■ **YOUR INSTRUCTIONS**: Each line in the material below, starting at the one with "Give me the JSON representation of this screenshot's text" and ending at the one with "Output a JSON", is to be reproduced exactly; no picture is to be copied.

= = = =

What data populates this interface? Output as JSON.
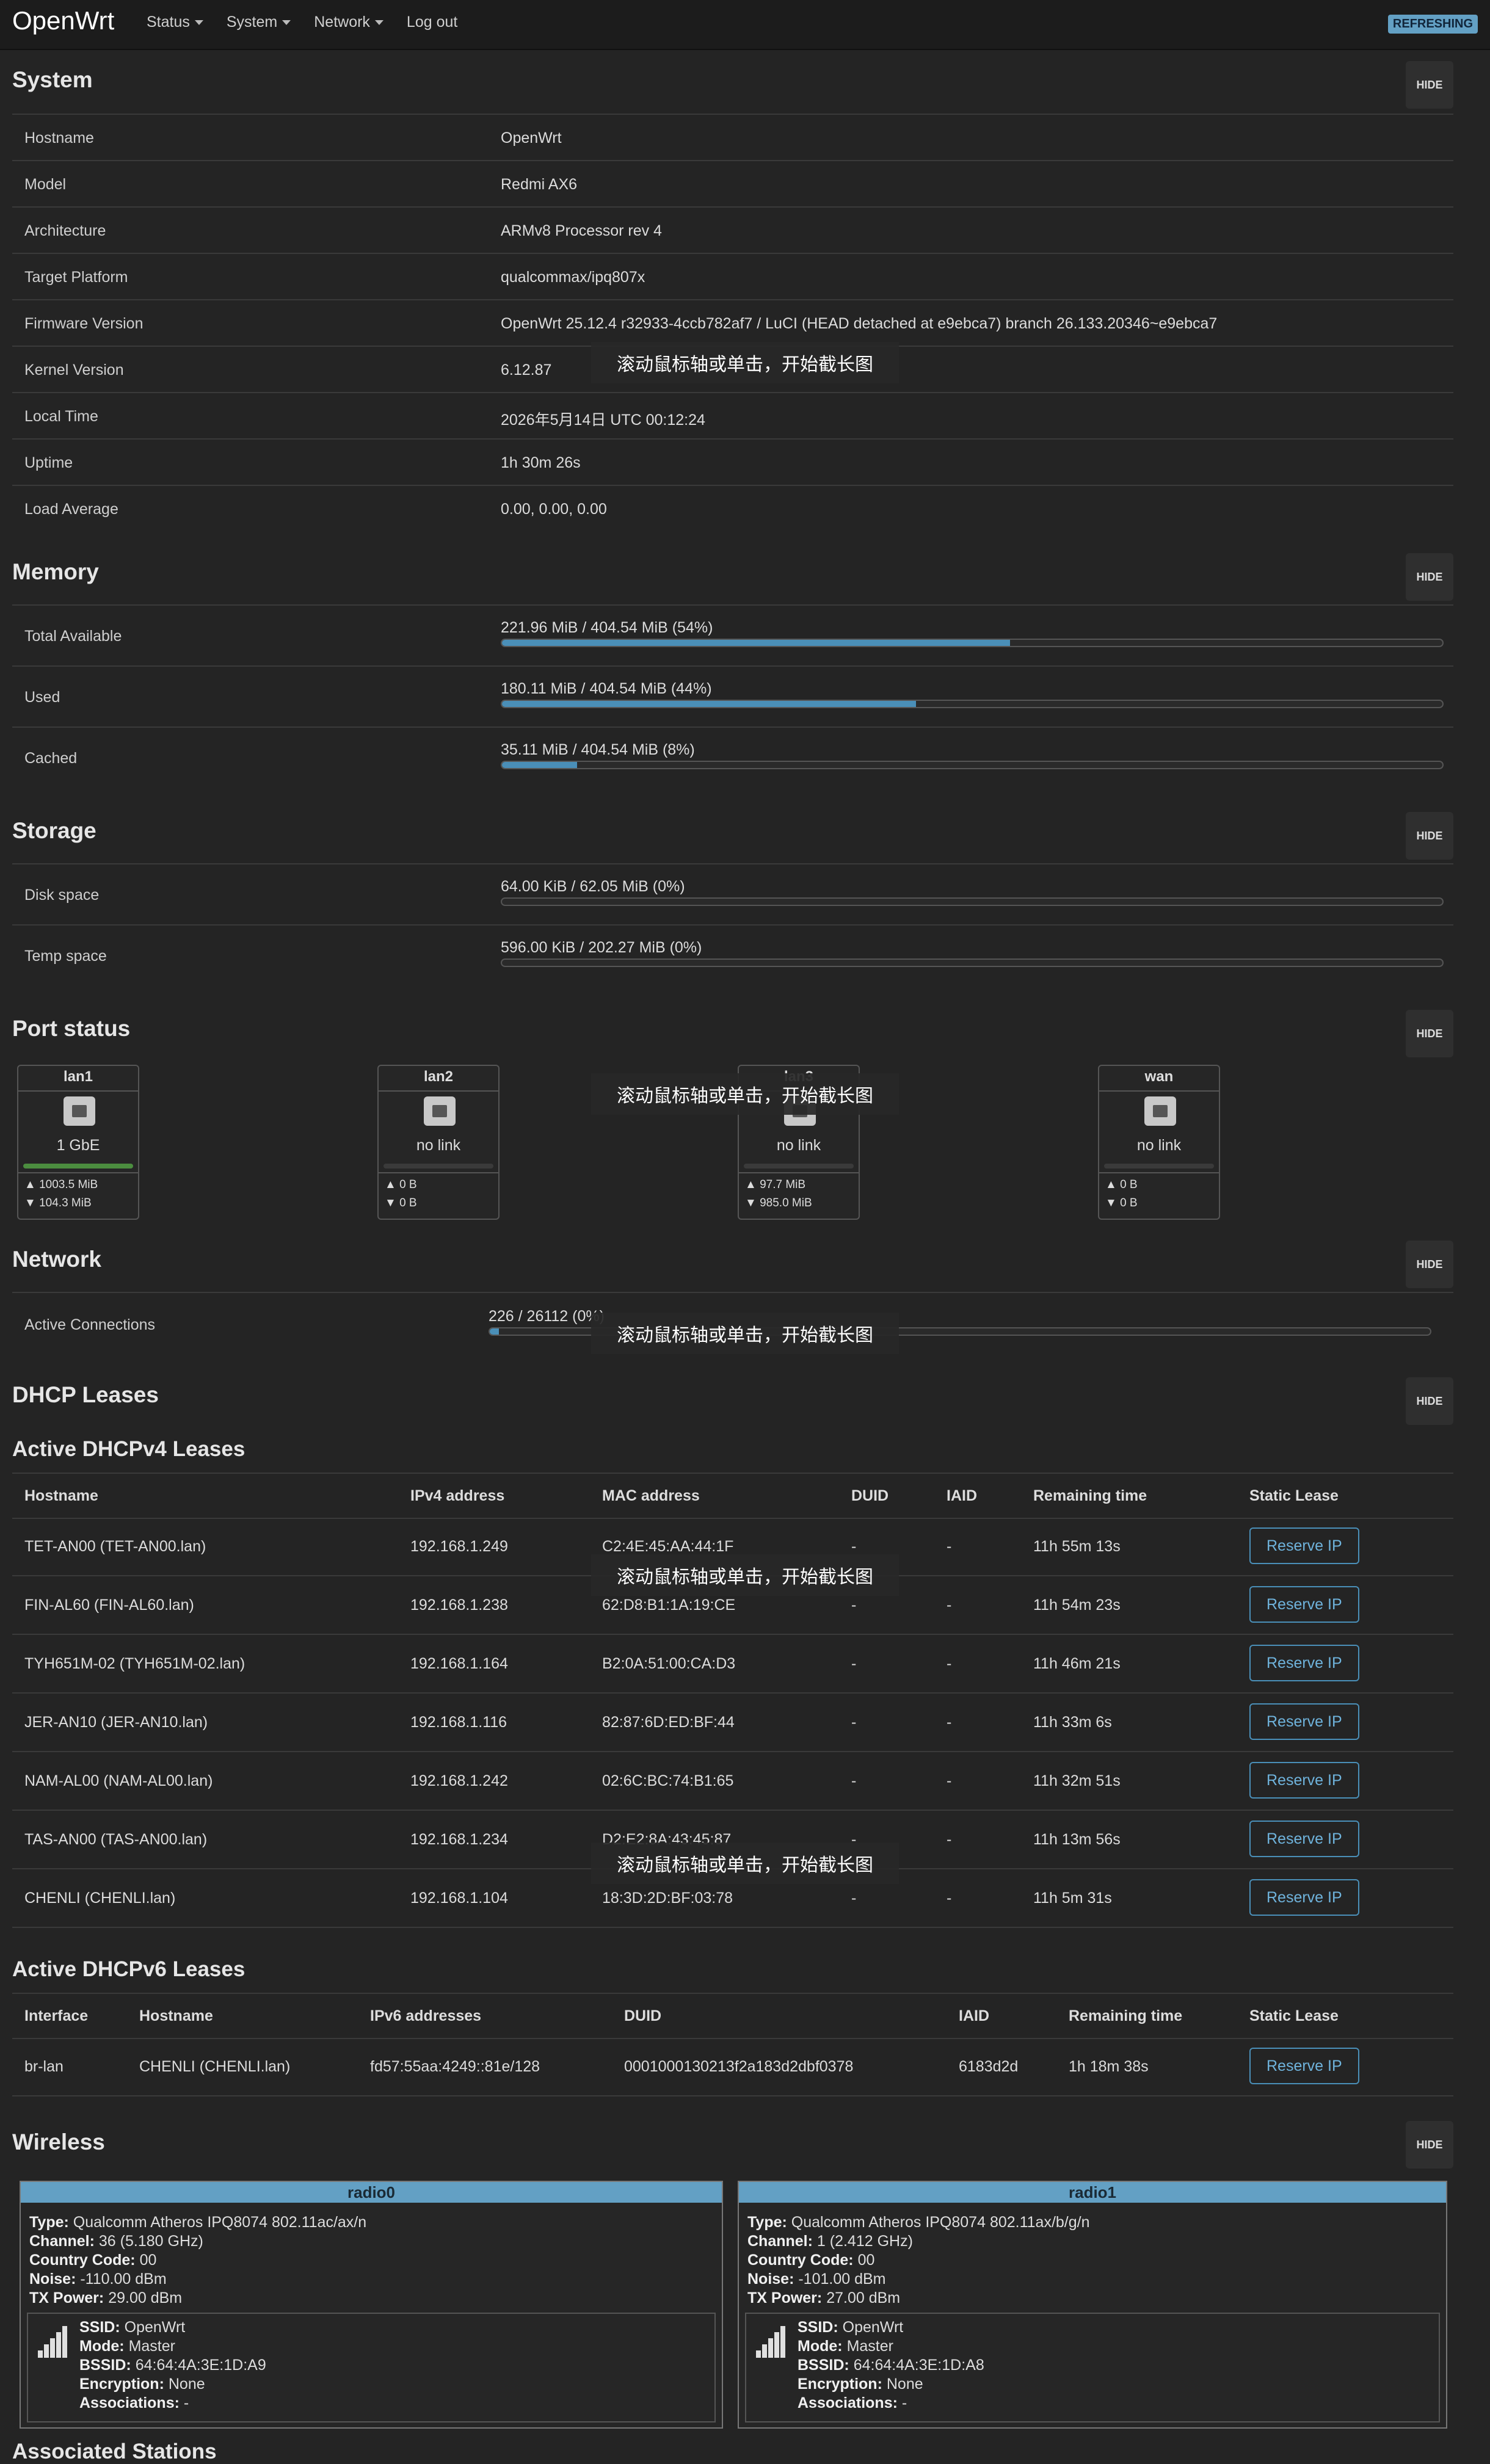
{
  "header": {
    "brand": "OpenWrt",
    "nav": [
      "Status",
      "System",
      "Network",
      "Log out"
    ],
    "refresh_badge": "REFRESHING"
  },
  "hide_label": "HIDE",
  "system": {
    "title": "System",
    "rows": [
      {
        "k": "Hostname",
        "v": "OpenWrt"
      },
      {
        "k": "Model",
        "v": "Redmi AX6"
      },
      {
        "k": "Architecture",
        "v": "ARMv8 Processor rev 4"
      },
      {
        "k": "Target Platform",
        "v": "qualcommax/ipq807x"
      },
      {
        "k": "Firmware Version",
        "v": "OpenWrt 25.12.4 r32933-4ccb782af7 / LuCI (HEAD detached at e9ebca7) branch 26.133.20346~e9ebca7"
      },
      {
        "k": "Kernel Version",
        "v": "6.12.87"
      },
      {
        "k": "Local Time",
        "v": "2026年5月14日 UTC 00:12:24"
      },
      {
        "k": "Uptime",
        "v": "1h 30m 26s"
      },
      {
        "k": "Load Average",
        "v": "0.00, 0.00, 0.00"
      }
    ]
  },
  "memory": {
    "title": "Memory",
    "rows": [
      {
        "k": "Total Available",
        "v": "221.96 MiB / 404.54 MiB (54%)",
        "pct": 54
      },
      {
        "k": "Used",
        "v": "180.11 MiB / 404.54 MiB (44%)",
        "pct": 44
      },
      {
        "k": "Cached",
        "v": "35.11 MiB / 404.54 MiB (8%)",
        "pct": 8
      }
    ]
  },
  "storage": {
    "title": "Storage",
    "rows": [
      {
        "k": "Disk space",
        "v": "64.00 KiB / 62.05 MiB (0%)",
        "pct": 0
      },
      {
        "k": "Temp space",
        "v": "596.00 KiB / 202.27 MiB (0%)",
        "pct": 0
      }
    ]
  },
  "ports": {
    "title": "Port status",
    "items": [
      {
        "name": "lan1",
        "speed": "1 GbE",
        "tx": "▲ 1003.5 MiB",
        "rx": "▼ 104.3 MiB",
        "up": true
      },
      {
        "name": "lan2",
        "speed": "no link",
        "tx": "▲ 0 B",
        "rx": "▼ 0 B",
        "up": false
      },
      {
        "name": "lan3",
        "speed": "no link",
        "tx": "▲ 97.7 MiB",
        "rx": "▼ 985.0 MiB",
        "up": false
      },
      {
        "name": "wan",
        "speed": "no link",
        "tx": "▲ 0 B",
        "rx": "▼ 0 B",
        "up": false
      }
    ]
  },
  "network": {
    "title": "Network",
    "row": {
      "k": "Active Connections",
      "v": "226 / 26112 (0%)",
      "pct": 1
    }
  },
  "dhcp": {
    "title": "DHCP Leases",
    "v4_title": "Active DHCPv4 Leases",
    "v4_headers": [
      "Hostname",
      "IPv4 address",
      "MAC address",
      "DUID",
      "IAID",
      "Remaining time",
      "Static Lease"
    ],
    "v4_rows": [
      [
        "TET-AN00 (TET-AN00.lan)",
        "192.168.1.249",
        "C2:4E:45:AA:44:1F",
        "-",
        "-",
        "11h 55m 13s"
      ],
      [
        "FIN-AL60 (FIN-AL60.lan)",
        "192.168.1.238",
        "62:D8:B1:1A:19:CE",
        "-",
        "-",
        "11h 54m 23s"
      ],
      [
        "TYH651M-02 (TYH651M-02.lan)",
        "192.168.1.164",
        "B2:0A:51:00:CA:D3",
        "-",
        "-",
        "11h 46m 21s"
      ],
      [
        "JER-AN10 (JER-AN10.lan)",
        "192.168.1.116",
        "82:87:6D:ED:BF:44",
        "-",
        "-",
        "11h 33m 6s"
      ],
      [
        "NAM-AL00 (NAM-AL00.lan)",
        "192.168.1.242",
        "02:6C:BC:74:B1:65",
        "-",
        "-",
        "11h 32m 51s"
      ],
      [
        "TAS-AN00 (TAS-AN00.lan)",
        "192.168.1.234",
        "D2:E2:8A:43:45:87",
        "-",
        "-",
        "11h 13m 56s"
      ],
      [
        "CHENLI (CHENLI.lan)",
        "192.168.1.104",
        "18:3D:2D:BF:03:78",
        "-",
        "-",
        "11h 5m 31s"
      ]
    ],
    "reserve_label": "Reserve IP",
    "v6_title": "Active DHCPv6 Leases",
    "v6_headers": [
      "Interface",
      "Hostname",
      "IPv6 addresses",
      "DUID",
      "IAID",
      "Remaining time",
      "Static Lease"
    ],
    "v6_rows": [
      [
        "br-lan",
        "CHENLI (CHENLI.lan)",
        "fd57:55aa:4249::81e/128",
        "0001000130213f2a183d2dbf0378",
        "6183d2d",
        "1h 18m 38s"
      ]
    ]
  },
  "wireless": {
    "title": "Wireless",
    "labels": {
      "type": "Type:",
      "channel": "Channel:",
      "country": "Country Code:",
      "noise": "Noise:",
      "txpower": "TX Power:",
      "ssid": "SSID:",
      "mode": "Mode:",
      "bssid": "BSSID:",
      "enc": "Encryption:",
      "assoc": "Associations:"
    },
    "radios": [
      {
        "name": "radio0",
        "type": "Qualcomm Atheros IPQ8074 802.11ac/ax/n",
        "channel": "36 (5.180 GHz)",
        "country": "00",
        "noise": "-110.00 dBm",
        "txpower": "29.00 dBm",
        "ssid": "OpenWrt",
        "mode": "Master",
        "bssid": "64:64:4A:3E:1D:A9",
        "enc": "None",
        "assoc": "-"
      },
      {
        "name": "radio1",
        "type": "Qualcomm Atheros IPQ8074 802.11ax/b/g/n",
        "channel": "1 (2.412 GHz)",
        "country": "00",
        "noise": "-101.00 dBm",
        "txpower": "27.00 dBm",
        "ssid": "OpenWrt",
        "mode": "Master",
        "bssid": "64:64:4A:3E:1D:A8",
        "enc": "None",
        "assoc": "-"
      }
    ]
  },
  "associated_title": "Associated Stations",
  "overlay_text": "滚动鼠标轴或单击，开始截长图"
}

= = = =

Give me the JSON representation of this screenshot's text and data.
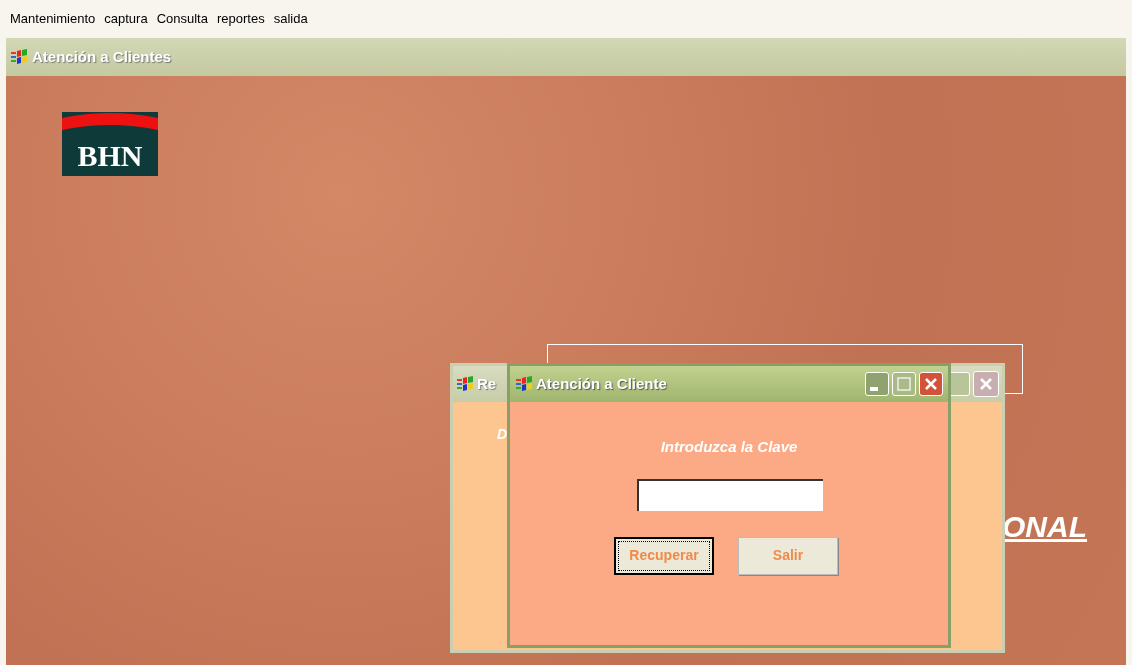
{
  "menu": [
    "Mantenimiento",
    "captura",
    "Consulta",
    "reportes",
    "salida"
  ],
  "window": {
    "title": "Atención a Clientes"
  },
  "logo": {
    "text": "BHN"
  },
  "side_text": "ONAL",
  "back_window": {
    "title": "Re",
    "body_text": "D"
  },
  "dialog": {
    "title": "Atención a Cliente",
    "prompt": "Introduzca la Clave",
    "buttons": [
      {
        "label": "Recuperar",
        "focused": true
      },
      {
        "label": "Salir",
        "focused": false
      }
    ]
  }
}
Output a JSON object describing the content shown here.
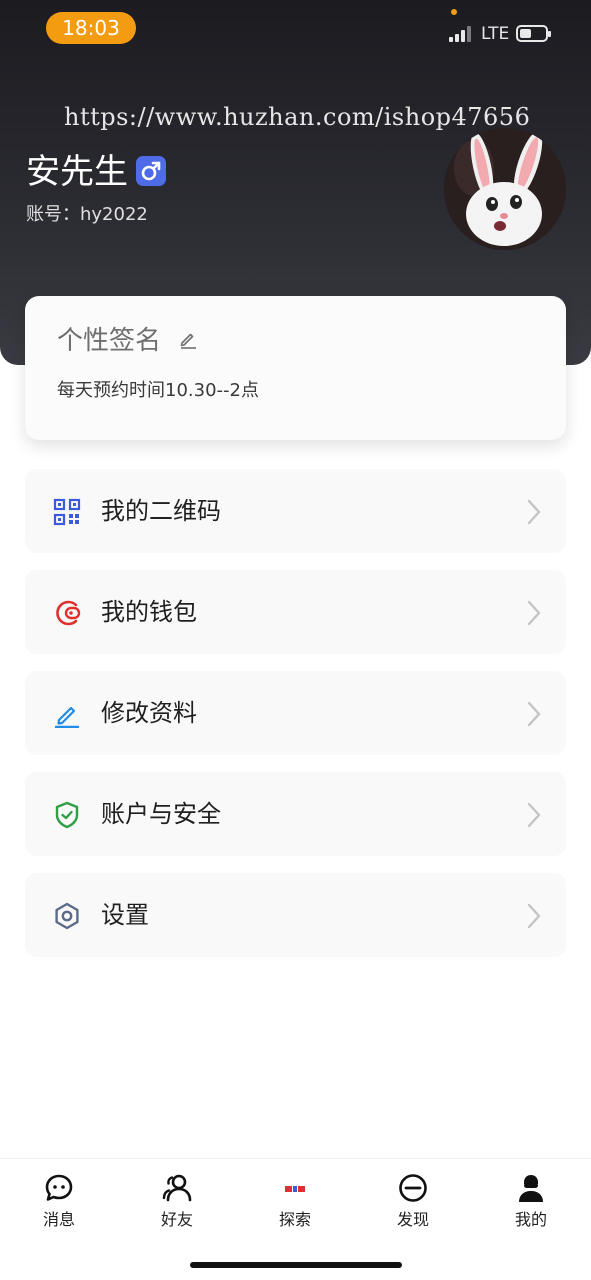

= = = =

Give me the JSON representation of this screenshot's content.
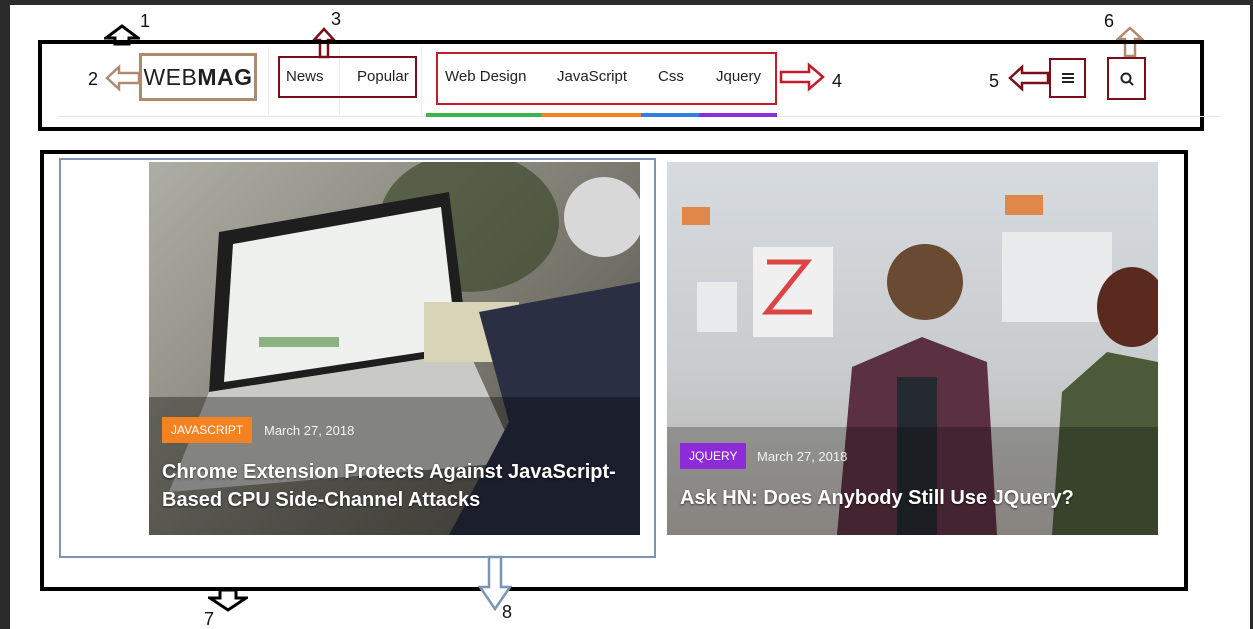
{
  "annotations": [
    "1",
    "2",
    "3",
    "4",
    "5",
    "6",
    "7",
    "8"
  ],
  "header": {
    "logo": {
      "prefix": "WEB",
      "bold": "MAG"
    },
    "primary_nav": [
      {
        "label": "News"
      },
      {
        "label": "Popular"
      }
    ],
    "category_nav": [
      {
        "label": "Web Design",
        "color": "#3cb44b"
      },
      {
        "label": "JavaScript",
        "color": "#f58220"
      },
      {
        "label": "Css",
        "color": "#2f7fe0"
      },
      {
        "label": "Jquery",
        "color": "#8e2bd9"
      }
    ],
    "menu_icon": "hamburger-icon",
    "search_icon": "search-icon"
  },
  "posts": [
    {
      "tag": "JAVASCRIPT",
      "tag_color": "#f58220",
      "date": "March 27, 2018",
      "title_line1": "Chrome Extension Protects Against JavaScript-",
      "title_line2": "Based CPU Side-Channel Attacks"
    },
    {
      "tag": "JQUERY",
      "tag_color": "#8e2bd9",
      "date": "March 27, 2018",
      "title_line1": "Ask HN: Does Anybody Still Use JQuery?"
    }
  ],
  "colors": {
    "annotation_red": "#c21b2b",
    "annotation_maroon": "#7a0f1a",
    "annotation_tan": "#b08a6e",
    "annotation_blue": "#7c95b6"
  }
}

= = = =

■ **SOLUTION TO THE EXERCISE**:
Give me the JSON representation of this screenshot's text and data.
{
  "menu": [
    "Mantenimiento",
    "captura",
    "Consulta",
    "reportes",
    "salida"
  ],
  "window": {
    "title": "Atención a Clientes"
  },
  "logo": {
    "text": "BHN"
  },
  "side_text": "ONAL",
  "back_window": {
    "title": "Re",
    "body_text": "D"
  },
  "dialog": {
    "title": "Atención a Cliente",
    "prompt": "Introduzca la Clave",
    "buttons": [
      {
        "label": "Recuperar",
        "focused": true
      },
      {
        "label": "Salir",
        "focused": false
      }
    ]
  }
}
Output a JSON object describing the content shown here.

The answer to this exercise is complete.